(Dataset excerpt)
+ + + + +
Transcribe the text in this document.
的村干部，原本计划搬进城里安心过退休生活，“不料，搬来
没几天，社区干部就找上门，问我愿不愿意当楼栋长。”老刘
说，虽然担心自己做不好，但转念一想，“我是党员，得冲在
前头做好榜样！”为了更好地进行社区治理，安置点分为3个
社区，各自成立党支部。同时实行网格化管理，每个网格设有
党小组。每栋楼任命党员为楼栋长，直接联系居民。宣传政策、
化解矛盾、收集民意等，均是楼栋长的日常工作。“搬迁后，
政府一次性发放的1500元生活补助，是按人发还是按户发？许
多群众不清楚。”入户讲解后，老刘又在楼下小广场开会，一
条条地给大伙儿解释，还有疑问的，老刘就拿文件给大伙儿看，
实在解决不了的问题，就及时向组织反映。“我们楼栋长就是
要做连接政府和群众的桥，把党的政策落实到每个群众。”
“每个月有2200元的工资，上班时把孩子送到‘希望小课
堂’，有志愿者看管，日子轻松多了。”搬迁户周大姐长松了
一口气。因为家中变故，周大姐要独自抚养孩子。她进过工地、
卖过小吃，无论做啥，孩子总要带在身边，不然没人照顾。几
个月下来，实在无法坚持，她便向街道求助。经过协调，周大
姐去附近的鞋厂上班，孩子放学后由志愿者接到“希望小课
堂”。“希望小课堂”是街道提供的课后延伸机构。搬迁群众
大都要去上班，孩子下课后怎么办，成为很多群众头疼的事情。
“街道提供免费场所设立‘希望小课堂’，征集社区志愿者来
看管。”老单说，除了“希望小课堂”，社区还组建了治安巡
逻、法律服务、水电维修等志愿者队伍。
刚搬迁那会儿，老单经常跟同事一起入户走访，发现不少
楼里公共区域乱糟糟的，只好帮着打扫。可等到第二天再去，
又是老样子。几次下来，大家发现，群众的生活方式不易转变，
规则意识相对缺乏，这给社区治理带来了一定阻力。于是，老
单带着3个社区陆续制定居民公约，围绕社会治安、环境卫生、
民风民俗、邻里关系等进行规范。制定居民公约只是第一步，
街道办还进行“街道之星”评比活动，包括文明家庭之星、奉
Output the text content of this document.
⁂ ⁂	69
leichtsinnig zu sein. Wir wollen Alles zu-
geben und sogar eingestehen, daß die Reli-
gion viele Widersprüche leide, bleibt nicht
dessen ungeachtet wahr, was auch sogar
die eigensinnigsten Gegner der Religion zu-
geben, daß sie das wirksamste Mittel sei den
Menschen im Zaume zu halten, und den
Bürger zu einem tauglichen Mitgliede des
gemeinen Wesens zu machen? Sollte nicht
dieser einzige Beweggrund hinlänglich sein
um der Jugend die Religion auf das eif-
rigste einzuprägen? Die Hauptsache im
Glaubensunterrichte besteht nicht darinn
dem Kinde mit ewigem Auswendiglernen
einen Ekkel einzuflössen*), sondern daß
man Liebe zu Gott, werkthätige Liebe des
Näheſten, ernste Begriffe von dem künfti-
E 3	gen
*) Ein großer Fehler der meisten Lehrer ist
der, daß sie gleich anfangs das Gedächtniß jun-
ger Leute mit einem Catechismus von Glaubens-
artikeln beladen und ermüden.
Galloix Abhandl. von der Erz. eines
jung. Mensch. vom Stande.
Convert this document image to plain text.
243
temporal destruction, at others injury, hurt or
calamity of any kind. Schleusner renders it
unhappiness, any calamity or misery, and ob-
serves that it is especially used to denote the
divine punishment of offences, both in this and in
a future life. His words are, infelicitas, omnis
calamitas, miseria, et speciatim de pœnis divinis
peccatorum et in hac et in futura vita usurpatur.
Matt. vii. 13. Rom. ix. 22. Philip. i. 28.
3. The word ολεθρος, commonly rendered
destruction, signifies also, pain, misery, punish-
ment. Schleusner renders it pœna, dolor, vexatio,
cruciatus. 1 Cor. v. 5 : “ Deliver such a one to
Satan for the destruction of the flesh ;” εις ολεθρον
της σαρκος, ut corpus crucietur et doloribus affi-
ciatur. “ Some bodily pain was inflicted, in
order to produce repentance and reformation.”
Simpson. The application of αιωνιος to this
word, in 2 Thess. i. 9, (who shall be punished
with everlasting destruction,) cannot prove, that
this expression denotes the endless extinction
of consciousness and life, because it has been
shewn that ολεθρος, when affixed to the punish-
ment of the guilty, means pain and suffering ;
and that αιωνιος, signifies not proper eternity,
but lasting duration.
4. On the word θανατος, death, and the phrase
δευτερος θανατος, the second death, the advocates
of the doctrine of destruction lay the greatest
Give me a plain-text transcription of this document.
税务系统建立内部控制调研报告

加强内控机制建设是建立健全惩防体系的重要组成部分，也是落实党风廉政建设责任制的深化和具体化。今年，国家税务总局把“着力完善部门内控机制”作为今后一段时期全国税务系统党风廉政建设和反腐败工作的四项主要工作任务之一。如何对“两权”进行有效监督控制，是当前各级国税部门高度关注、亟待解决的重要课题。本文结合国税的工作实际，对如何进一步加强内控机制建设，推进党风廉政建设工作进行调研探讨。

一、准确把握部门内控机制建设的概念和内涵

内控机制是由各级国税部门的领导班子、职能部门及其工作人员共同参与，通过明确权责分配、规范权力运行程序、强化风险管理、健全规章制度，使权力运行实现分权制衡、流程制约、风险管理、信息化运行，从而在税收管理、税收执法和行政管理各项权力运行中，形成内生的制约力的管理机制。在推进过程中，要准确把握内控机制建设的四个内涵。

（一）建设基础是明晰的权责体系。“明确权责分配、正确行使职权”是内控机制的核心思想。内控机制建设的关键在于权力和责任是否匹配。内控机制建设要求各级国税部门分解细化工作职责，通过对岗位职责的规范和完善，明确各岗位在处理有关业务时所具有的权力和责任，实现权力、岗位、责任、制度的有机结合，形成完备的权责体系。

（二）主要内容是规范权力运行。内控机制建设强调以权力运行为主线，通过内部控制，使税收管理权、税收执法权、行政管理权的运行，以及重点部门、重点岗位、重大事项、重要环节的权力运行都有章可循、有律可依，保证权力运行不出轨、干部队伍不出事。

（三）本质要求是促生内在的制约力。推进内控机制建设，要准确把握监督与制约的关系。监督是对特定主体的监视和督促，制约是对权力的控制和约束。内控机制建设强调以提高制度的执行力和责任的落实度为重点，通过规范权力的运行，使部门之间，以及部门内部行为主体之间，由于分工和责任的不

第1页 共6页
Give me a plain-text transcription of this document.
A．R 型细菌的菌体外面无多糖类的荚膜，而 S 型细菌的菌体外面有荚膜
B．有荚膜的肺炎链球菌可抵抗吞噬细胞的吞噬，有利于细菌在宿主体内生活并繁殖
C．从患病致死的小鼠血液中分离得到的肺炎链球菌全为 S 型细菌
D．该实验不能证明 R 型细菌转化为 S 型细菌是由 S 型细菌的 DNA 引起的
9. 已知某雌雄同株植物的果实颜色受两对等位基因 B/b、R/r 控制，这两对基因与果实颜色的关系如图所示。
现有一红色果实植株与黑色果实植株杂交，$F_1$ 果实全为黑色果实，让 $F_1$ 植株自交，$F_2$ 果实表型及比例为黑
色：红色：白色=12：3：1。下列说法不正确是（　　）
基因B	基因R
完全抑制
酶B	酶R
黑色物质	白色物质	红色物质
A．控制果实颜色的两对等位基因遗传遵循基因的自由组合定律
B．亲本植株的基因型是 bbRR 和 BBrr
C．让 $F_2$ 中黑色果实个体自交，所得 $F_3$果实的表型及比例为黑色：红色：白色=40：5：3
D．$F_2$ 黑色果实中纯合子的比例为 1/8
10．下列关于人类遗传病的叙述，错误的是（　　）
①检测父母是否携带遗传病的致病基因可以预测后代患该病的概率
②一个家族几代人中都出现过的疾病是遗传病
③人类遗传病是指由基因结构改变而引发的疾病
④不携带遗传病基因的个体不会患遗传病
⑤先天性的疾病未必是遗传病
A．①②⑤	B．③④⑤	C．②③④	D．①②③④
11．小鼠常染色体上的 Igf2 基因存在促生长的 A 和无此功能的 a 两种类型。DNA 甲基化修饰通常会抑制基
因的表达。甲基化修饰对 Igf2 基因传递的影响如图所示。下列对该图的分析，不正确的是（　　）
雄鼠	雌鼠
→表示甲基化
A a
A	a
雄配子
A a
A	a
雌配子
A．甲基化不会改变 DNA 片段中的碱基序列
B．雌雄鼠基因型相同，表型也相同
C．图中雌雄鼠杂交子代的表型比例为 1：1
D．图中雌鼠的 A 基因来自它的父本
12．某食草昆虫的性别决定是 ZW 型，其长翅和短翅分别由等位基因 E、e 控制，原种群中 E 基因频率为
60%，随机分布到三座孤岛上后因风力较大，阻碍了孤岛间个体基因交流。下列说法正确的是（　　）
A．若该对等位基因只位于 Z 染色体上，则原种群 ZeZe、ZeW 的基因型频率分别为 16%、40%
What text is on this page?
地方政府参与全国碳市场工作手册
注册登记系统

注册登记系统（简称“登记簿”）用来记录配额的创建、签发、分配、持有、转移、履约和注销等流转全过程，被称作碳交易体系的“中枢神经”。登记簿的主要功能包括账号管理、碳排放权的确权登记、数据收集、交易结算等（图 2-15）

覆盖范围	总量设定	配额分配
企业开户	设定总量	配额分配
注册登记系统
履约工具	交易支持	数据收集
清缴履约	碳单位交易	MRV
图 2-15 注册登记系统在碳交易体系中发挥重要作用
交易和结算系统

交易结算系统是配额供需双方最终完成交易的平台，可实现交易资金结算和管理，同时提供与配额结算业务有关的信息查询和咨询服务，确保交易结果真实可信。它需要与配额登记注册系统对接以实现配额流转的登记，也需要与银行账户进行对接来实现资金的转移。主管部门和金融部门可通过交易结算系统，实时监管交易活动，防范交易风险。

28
+ + + + +
> [Short exercise] Reproduce each line from the records that contains the word "αιωνιος".

> [The result]
Simpson. The application of αιωνιος to this
and that αιωνιος, signifies not proper eternity,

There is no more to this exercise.